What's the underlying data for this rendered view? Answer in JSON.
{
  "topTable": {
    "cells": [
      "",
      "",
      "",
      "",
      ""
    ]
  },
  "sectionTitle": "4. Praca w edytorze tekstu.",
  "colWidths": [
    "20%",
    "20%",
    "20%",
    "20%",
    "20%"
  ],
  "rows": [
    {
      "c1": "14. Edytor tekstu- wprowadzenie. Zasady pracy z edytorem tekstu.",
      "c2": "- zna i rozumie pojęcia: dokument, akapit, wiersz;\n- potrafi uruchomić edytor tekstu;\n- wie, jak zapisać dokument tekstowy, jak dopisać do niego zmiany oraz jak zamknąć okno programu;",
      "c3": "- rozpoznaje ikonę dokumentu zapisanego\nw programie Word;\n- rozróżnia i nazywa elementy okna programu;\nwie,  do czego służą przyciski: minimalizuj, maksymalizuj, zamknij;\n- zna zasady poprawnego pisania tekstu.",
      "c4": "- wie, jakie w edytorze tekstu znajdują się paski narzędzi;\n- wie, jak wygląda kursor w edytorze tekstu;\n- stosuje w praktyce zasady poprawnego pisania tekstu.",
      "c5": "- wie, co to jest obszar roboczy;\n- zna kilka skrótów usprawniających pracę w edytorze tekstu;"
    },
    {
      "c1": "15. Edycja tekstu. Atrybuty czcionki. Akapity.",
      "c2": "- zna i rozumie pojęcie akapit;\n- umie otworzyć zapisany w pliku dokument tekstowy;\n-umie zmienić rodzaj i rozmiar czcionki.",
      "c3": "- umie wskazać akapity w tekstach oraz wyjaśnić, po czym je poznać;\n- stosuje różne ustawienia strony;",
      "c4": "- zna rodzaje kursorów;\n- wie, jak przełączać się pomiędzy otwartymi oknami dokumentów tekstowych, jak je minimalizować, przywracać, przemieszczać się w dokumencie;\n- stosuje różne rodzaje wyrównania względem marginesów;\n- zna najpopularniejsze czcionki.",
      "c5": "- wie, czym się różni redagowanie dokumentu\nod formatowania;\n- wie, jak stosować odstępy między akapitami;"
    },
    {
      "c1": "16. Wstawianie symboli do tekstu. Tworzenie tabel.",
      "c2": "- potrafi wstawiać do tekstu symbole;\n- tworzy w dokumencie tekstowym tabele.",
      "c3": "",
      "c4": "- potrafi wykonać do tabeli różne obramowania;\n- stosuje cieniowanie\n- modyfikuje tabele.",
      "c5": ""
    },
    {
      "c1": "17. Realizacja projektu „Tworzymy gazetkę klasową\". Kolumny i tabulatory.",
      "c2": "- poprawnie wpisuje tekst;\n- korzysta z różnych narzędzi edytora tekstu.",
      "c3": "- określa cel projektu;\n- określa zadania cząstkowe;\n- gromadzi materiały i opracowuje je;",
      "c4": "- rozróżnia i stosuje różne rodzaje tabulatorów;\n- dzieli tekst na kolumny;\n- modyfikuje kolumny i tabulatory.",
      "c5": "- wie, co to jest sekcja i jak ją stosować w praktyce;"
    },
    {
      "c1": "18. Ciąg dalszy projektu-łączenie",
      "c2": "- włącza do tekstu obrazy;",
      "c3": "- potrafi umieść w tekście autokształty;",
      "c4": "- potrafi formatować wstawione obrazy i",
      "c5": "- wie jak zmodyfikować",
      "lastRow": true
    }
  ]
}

> _What the task requires_
Pick each line holding the word "tabele" out of the data and copy it.

> _Reply to the task_
      "c2": "- potrafi wstawiać do tekstu symbole;\n- tworzy w dokumencie tekstowym tabele.",
      "c4": "- potrafi wykonać do tabeli różne obramowania;\n- stosuje cieniowanie\n- modyfikuje tabele.",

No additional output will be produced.